- **Exercise directions**: Each line below either holds the string "image" or doesn't. Count those that do and give only the number.

- **Working data**:
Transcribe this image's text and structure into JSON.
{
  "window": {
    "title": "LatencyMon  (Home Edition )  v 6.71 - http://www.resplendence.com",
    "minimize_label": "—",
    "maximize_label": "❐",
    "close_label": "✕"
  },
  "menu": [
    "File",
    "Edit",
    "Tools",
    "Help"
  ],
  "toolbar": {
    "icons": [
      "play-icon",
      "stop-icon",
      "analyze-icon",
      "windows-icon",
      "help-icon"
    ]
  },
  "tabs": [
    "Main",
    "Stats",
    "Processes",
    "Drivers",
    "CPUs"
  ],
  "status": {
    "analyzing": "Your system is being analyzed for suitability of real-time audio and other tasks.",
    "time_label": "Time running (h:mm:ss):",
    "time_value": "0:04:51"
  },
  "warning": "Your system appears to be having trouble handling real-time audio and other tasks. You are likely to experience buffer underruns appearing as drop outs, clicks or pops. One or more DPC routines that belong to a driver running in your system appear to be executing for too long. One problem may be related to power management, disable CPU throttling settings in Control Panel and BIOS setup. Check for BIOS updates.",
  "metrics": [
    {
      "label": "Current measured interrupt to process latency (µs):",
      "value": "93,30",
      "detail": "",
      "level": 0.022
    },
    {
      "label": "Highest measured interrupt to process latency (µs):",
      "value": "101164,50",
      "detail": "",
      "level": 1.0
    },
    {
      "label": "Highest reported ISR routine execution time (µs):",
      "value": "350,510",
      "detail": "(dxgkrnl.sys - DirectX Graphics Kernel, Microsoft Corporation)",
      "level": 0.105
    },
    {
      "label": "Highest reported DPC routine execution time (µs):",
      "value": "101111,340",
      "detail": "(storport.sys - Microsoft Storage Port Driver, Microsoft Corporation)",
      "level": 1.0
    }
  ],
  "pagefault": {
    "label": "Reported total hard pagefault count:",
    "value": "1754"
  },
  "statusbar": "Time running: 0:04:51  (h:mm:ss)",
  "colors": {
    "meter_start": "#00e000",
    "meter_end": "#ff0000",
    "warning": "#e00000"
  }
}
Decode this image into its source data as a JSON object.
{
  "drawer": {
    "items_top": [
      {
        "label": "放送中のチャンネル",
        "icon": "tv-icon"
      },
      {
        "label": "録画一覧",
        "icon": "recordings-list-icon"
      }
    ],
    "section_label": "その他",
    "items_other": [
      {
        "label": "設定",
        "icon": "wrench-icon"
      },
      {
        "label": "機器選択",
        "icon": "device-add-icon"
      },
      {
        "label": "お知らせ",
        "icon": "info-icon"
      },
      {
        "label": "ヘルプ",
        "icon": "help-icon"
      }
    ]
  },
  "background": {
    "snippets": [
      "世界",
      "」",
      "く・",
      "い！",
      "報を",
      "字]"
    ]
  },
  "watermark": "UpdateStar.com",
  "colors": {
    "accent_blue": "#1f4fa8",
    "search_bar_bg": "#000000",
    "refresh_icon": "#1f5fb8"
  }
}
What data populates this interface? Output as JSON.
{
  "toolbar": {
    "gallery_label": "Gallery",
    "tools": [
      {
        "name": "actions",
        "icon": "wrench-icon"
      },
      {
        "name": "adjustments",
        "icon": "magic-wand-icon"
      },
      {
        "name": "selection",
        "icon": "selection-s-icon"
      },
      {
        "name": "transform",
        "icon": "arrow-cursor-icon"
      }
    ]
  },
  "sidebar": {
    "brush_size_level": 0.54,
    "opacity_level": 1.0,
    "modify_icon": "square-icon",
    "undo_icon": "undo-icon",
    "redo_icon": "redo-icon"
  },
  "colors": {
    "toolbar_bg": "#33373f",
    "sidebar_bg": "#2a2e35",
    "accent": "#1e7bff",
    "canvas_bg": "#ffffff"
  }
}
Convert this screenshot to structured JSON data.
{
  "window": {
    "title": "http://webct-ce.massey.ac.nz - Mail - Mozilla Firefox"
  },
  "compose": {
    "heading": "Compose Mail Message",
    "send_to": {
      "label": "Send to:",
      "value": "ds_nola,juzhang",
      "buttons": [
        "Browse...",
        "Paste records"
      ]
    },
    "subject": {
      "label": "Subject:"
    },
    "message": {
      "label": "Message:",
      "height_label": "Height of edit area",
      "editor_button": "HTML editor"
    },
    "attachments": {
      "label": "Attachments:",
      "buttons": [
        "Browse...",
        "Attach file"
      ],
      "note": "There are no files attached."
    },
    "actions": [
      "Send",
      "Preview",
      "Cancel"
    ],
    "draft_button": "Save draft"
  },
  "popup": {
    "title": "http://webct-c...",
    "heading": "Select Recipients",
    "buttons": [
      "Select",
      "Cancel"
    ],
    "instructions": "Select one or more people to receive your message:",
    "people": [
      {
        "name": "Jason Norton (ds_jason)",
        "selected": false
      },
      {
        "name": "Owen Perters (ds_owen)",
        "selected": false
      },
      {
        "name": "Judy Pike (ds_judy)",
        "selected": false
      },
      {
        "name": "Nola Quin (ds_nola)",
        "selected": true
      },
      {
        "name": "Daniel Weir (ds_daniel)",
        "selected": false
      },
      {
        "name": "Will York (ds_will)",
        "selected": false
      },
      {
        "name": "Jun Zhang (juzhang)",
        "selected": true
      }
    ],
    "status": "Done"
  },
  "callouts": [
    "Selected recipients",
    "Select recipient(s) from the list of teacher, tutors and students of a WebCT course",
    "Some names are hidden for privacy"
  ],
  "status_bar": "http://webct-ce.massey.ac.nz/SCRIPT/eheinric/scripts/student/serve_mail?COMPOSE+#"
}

- **The answer**: 2